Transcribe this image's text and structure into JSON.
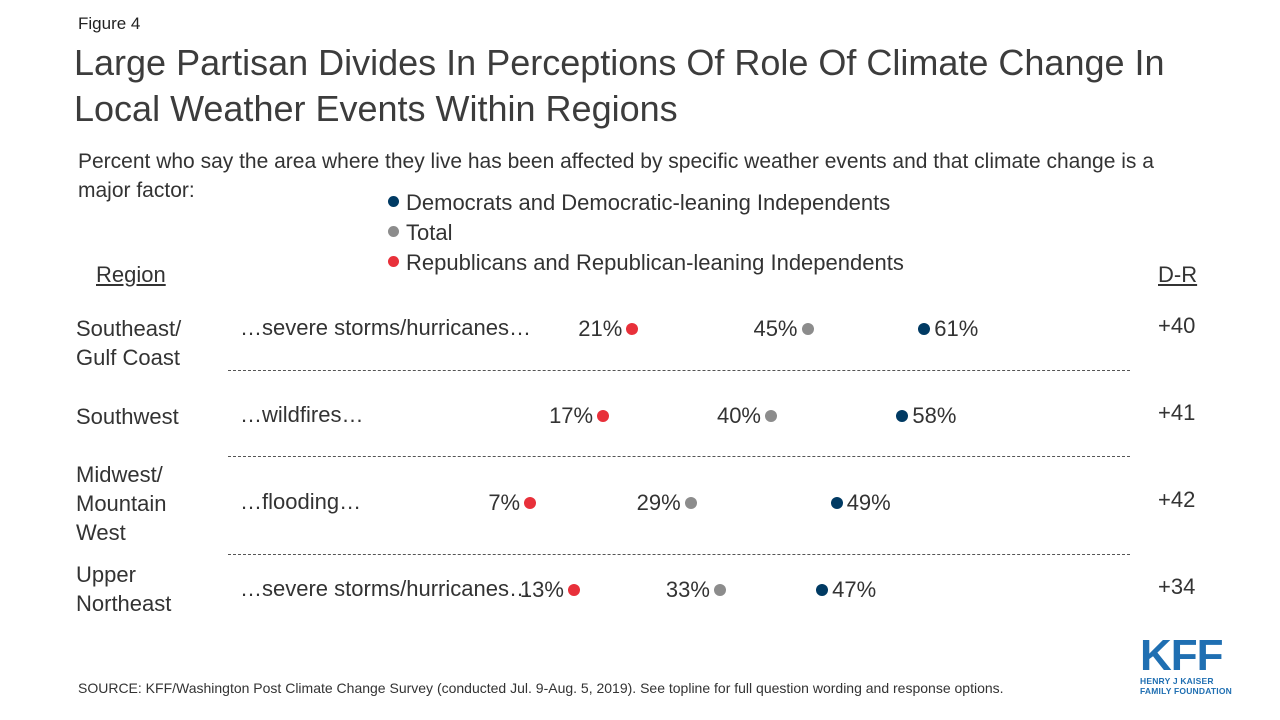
{
  "figure_label": "Figure 4",
  "title": "Large Partisan Divides In Perceptions Of Role Of Climate Change In Local Weather Events Within Regions",
  "subtitle": "Percent who say the area where they live has been affected by specific weather events and that climate change is a major factor:",
  "headers": {
    "region": "Region",
    "gap": "D-R"
  },
  "source": "SOURCE: KFF/Washington Post Climate Change Survey (conducted Jul. 9-Aug. 5, 2019). See topline for full question wording and response options.",
  "logo": {
    "mark": "KFF",
    "line1": "HENRY J KAISER",
    "line2": "FAMILY FOUNDATION"
  },
  "colors": {
    "dem": "#003a63",
    "total": "#8c8c8c",
    "rep": "#e8303a",
    "logo": "#1f6fb2"
  },
  "chart_data": {
    "type": "scatter",
    "series": [
      {
        "key": "dem",
        "name": "Democrats and Democratic-leaning Independents",
        "color": "#003a63"
      },
      {
        "key": "total",
        "name": "Total",
        "color": "#8c8c8c"
      },
      {
        "key": "rep",
        "name": "Republicans and Republican-leaning Independents",
        "color": "#e8303a"
      }
    ],
    "rows": [
      {
        "region": "Southeast/\nGulf Coast",
        "event": "…severe storms/hurricanes…",
        "rep": 21,
        "total": 45,
        "dem": 61,
        "gap": "+40"
      },
      {
        "region": "Southwest",
        "event": "…wildfires…",
        "rep": 17,
        "total": 40,
        "dem": 58,
        "gap": "+41"
      },
      {
        "region": "Midwest/\nMountain\nWest",
        "event": "…flooding…",
        "rep": 7,
        "total": 29,
        "dem": 49,
        "gap": "+42"
      },
      {
        "region": "Upper\nNortheast",
        "event": "…severe storms/hurricanes…",
        "rep": 13,
        "total": 33,
        "dem": 47,
        "gap": "+34"
      }
    ],
    "value_suffix": "%"
  }
}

──────────

## Exercise aim
None of the pictures should appear; repeat the records exactly otherwise.

## Result of the task
Transcribe this image's text and structure into JSON.
{
  "figure_label": "Figure 4",
  "title": "Large Partisan Divides In Perceptions Of Role Of Climate Change In Local Weather Events Within Regions",
  "subtitle": "Percent who say the area where they live has been affected by specific weather events and that climate change is a major factor:",
  "headers": {
    "region": "Region",
    "gap": "D-R"
  },
  "source": "SOURCE: KFF/Washington Post Climate Change Survey (conducted Jul. 9-Aug. 5, 2019). See topline for full question wording and response options.",
  "logo": {
    "mark": "KFF",
    "line1": "HENRY J KAISER",
    "line2": "FAMILY FOUNDATION"
  },
  "colors": {
    "dem": "#003a63",
    "total": "#8c8c8c",
    "rep": "#e8303a",
    "logo": "#1f6fb2"
  },
  "chart_data": {
    "type": "scatter",
    "series": [
      {
        "key": "dem",
        "name": "Democrats and Democratic-leaning Independents",
        "color": "#003a63"
      },
      {
        "key": "total",
        "name": "Total",
        "color": "#8c8c8c"
      },
      {
        "key": "rep",
        "name": "Republicans and Republican-leaning Independents",
        "color": "#e8303a"
      }
    ],
    "rows": [
      {
        "region": "Southeast/\nGulf Coast",
        "event": "…severe storms/hurricanes…",
        "rep": 21,
        "total": 45,
        "dem": 61,
        "gap": "+40"
      },
      {
        "region": "Southwest",
        "event": "…wildfires…",
        "rep": 17,
        "total": 40,
        "dem": 58,
        "gap": "+41"
      },
      {
        "region": "Midwest/\nMountain\nWest",
        "event": "…flooding…",
        "rep": 7,
        "total": 29,
        "dem": 49,
        "gap": "+42"
      },
      {
        "region": "Upper\nNortheast",
        "event": "…severe storms/hurricanes…",
        "rep": 13,
        "total": 33,
        "dem": 47,
        "gap": "+34"
      }
    ],
    "value_suffix": "%"
  }
}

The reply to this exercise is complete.